> [SET TASK]: Would you write out the listing verbatim and skip every picture in it?

> [Excerpt from a dataset]:
§
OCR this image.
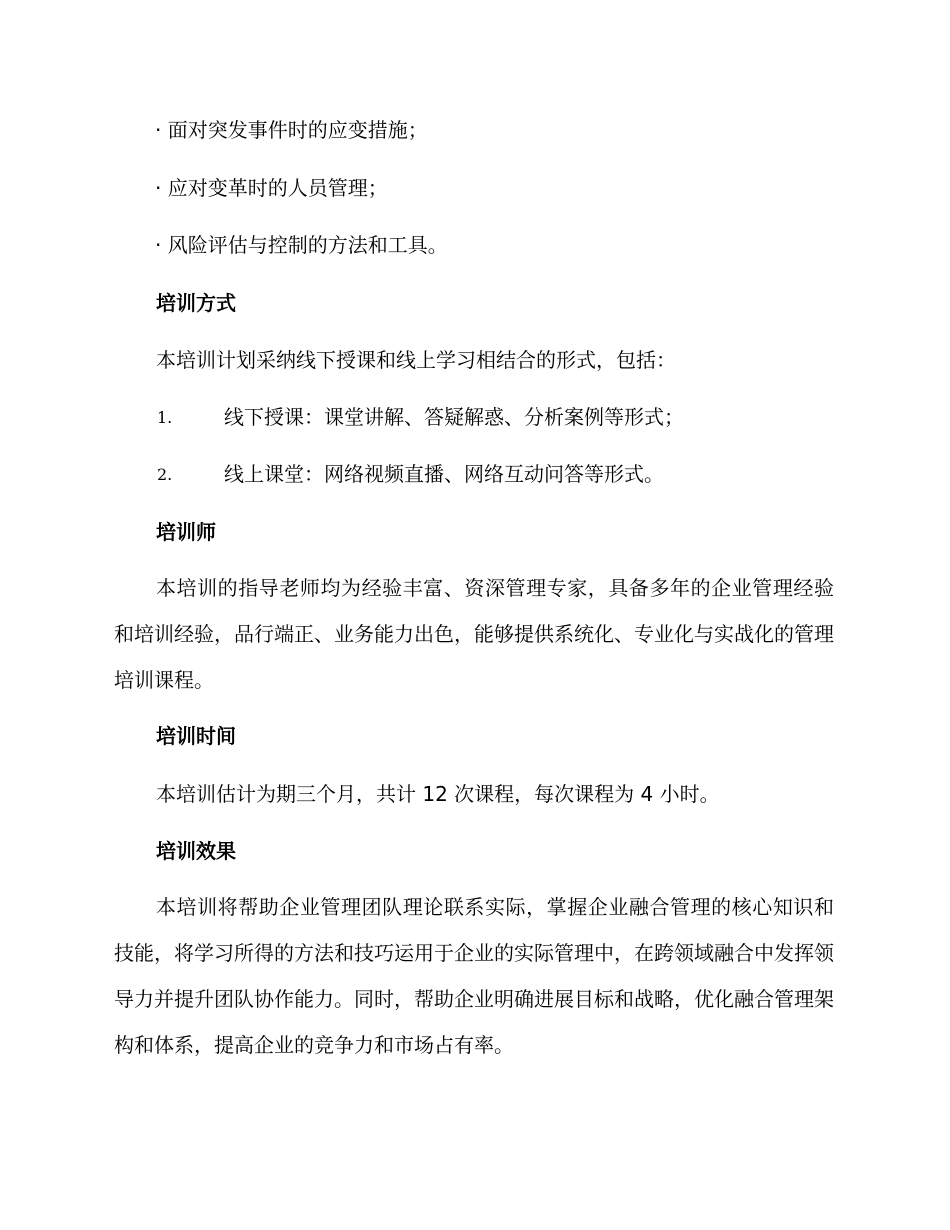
· 面对突发事件时的应变措施；
· 应对变革时的人员管理；
· 风险评估与控制的方法和工具。
培训方式
本培训计划采纳线下授课和线上学习相结合的形式，包括：
1.	线下授课：课堂讲解、答疑解惑、分析案例等形式；
2.	线上课堂：网络视频直播、网络互动问答等形式。
培训师
本培训的指导老师均为经验丰富、资深管理专家，具备多年的企业管理经验和培训经验，品行端正、业务能力出色，能够提供系统化、专业化与实战化的管理培训课程。
培训时间
本培训估计为期三个月，共计 12 次课程，每次课程为 4 小时。
培训效果
本培训将帮助企业管理团队理论联系实际，掌握企业融合管理的核心知识和技能，将学习所得的方法和技巧运用于企业的实际管理中，在跨领域融合中发挥领导力并提升团队协作能力。同时，帮助企业明确进展目标和战略，优化融合管理架构和体系，提高企业的竞争力和市场占有率。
§
> [FULL SOLUTION]:
OCR this image.
· 面对突发事件时的应变措施；
· 应对变革时的人员管理；
· 风险评估与控制的方法和工具。
培训方式
本培训计划采纳线下授课和线上学习相结合的形式，包括：
1.	线下授课：课堂讲解、答疑解惑、分析案例等形式；
2.	线上课堂：网络视频直播、网络互动问答等形式。
培训师
本培训的指导老师均为经验丰富、资深管理专家，具备多年的企业管理经验和培训经验，品行端正、业务能力出色，能够提供系统化、专业化与实战化的管理培训课程。
培训时间
本培训估计为期三个月，共计 12 次课程，每次课程为 4 小时。
培训效果
本培训将帮助企业管理团队理论联系实际，掌握企业融合管理的核心知识和技能，将学习所得的方法和技巧运用于企业的实际管理中，在跨领域融合中发挥领导力并提升团队协作能力。同时，帮助企业明确进展目标和战略，优化融合管理架构和体系，提高企业的竞争力和市场占有率。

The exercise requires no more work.